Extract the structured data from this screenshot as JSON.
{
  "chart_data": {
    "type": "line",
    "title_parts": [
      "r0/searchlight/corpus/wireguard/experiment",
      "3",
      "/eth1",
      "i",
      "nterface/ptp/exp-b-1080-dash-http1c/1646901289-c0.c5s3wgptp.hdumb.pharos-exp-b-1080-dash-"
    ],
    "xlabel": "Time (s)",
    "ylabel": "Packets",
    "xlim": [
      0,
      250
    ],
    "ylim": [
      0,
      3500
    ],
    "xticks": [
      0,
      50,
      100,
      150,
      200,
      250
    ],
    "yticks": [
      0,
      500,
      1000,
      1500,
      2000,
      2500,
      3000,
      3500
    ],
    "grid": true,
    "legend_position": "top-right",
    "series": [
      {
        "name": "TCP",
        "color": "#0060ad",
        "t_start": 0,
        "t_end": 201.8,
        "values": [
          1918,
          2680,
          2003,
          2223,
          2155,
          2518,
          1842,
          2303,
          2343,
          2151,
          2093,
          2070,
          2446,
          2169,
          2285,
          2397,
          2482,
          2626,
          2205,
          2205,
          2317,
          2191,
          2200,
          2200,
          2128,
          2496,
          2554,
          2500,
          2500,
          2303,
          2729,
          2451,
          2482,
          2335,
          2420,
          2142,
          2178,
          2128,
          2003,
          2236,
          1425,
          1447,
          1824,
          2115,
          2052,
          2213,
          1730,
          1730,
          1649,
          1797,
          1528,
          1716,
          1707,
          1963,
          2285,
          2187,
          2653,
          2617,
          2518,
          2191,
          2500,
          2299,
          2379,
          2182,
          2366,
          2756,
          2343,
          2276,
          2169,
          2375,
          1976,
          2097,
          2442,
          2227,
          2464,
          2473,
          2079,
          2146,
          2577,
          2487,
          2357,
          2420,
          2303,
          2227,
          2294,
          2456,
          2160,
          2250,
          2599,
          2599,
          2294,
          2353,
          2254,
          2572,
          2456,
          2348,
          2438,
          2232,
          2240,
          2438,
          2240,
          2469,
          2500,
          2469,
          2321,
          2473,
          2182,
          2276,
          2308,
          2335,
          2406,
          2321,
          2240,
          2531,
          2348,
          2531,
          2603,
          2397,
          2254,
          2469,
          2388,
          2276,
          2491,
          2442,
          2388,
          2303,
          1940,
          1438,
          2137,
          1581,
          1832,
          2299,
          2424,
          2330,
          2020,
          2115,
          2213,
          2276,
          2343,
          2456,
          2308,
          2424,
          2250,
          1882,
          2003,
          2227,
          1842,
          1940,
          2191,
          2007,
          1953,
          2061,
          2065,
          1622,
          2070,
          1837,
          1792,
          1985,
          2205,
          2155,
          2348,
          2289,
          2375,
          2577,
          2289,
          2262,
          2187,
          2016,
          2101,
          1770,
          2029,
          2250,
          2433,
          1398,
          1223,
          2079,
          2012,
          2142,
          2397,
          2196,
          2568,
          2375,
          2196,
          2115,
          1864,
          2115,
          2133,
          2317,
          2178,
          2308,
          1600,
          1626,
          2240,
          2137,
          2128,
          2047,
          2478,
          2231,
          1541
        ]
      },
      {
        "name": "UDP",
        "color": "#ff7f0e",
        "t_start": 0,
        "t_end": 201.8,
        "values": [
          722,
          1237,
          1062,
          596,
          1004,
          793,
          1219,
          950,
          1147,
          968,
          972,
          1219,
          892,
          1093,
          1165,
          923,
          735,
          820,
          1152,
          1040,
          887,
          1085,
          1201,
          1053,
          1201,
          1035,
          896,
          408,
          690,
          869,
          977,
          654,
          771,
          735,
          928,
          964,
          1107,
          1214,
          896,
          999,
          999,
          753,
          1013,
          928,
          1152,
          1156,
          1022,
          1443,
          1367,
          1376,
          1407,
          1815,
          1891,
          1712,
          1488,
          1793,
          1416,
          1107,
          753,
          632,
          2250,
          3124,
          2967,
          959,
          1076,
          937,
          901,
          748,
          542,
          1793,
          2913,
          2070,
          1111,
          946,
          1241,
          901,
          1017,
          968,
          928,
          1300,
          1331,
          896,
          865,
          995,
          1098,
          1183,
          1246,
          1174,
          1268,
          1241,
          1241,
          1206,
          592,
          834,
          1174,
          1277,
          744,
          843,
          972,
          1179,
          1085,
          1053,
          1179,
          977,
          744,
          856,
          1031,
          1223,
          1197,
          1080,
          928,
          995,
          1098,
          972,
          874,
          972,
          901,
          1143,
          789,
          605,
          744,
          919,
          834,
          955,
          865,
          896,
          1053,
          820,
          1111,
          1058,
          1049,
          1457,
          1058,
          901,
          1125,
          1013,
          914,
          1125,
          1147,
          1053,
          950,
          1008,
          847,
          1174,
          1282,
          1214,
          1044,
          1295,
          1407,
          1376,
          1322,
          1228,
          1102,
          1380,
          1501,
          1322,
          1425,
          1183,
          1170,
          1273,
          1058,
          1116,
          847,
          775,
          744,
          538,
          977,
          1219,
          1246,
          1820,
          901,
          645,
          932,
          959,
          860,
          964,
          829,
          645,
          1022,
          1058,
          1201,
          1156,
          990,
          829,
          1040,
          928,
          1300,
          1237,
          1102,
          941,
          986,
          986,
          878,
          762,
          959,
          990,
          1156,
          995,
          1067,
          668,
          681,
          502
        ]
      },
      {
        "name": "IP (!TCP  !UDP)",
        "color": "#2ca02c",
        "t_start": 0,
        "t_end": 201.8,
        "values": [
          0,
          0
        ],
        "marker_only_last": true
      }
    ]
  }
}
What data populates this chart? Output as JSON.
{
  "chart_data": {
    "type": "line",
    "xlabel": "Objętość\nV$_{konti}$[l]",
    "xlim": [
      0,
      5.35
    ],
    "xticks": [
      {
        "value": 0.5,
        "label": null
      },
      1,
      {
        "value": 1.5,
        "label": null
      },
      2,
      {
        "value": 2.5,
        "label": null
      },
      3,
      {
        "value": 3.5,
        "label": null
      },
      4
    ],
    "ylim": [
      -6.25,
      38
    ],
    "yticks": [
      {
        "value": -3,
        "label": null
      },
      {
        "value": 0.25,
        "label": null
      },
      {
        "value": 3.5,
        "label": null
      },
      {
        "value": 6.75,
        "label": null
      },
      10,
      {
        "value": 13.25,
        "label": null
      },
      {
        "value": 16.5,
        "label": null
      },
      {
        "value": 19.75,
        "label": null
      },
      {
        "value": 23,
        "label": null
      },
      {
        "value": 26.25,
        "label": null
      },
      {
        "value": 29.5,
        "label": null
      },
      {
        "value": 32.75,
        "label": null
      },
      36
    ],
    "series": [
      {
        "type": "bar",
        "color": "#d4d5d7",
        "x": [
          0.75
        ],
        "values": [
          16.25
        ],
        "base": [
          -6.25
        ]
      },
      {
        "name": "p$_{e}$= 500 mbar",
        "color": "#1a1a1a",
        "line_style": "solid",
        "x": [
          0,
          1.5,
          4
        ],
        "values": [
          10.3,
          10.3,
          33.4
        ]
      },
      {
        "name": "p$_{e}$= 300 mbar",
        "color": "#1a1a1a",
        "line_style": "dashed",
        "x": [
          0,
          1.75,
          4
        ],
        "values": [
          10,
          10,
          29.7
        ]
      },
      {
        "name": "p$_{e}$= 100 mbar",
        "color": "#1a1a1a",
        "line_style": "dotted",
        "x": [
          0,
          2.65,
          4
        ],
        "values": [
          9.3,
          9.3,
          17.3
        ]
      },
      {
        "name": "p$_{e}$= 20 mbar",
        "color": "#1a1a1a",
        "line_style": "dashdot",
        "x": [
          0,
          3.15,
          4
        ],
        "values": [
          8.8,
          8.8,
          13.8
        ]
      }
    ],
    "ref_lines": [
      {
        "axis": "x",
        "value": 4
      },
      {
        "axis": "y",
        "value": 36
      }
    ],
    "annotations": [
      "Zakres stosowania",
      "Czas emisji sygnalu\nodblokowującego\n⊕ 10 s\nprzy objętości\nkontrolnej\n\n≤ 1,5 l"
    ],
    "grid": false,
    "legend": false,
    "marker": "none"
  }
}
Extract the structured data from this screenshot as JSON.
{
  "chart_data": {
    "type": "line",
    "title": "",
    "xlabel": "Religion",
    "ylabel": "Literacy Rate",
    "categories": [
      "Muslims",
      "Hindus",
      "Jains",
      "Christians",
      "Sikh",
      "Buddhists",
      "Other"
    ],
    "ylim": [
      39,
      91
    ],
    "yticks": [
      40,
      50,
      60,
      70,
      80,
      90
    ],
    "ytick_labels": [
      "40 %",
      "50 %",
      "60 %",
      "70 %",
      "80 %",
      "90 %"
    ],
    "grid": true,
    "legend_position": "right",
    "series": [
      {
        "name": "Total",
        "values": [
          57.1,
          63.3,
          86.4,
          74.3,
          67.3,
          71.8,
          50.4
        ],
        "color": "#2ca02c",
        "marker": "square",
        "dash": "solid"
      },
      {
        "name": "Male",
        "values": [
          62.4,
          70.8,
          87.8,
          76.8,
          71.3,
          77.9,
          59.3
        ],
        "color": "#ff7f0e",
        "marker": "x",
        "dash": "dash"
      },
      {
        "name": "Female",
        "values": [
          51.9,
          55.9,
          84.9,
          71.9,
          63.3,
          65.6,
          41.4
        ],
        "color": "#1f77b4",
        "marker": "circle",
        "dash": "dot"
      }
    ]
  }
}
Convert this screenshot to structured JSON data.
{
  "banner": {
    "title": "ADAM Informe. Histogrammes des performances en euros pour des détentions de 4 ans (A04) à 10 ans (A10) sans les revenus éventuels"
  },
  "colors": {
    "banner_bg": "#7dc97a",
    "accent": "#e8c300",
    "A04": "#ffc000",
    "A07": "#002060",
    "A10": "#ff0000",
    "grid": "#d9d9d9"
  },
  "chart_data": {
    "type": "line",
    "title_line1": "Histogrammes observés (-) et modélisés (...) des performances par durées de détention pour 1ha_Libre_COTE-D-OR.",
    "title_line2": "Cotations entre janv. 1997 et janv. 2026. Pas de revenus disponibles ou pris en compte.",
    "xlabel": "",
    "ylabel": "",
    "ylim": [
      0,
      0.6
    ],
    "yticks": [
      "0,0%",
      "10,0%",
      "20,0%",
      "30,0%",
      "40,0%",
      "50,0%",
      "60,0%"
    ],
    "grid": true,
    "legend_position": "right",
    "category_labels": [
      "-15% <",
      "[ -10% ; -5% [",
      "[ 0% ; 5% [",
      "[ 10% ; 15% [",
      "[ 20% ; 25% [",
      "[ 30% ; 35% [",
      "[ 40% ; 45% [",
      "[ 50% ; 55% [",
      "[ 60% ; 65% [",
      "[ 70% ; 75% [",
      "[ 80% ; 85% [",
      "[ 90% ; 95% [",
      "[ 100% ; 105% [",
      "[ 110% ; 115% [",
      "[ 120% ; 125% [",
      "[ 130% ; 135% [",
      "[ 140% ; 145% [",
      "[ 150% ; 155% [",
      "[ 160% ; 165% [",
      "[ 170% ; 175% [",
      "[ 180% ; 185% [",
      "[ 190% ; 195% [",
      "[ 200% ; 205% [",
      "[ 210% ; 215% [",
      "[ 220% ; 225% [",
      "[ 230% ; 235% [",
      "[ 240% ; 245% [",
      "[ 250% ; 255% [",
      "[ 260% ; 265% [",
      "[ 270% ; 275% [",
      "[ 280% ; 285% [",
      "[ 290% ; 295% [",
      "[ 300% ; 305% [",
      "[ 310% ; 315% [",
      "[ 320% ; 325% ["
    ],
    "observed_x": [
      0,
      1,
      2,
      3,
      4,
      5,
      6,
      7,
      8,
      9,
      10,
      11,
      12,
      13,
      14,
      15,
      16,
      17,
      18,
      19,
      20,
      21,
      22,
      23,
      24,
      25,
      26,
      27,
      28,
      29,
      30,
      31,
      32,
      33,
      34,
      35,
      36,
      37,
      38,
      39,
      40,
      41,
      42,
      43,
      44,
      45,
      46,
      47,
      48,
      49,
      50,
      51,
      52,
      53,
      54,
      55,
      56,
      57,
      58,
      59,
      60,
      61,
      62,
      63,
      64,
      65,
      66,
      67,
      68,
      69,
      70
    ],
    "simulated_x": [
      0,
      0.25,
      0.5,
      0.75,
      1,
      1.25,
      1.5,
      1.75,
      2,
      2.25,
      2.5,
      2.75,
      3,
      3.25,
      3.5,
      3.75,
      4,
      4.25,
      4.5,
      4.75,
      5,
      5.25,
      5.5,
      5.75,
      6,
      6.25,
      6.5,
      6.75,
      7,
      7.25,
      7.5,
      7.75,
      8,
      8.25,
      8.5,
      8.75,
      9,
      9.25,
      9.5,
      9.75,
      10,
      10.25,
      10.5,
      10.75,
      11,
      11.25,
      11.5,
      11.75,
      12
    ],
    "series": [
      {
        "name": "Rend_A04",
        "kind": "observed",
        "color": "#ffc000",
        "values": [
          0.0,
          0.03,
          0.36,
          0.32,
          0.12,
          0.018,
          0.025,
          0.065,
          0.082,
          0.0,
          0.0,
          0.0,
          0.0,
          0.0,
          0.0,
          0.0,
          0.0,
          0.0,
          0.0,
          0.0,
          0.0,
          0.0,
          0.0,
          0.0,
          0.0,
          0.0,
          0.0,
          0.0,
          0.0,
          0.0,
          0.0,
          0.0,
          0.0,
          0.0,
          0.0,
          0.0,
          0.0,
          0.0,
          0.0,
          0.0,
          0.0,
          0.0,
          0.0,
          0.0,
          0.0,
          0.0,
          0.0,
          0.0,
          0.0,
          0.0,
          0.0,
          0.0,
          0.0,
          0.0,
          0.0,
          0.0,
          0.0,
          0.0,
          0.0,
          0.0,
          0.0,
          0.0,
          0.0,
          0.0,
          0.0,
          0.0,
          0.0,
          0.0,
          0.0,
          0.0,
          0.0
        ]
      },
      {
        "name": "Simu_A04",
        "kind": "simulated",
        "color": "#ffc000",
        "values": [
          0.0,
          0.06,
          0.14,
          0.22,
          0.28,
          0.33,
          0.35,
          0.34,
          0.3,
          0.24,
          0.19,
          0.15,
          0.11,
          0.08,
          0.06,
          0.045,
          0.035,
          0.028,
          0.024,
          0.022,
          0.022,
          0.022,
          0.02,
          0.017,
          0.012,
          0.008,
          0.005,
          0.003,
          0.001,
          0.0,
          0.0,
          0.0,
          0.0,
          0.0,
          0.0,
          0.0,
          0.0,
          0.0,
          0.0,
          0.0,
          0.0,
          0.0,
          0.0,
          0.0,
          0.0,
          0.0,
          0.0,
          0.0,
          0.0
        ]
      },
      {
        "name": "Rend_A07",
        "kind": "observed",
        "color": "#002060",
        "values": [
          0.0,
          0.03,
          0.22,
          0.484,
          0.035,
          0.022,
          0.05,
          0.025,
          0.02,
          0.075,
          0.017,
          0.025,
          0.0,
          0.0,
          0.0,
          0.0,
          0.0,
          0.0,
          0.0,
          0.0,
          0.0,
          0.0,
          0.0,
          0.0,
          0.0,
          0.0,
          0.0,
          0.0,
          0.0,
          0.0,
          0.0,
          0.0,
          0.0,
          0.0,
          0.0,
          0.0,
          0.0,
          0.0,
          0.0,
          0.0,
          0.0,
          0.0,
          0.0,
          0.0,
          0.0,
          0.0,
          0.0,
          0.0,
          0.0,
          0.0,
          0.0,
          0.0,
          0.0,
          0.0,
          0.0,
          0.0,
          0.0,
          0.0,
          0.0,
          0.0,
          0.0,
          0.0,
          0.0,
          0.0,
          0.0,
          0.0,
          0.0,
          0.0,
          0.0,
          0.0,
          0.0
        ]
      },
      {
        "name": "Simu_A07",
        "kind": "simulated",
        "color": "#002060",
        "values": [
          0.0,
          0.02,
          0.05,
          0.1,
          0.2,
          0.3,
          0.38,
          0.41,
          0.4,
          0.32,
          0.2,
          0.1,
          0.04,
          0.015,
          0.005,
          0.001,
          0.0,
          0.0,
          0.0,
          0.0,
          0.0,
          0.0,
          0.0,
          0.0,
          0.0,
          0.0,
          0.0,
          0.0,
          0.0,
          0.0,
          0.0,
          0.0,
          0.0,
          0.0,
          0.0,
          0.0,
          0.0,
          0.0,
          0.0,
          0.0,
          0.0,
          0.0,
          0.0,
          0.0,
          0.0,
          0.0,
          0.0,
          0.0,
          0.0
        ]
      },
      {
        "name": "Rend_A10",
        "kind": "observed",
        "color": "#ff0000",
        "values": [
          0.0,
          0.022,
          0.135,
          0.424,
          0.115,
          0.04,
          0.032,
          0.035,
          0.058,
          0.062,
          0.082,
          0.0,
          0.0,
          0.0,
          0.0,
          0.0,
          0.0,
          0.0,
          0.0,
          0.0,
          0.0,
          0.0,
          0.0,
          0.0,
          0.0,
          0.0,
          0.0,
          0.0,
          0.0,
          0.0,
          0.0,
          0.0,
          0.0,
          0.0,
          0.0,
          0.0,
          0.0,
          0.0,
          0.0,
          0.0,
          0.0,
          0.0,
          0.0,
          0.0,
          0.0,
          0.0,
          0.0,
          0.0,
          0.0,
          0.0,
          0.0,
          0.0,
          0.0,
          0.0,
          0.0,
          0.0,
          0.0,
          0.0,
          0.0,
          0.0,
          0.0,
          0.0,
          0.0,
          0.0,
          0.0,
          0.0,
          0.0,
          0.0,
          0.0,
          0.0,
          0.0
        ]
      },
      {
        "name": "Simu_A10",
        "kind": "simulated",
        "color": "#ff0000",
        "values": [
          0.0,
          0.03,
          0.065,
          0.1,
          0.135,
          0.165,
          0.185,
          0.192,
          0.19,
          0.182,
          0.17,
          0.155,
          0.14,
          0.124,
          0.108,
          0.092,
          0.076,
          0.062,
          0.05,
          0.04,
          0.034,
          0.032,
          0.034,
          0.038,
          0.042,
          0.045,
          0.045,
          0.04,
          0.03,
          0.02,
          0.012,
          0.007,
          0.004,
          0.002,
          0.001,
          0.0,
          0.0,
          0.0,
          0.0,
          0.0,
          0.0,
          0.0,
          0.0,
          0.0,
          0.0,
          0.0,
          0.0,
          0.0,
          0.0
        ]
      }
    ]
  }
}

=-=-=

Problem details:
State the number of lines in the data that include the string "JSON", and add nothing else.

The reply:
4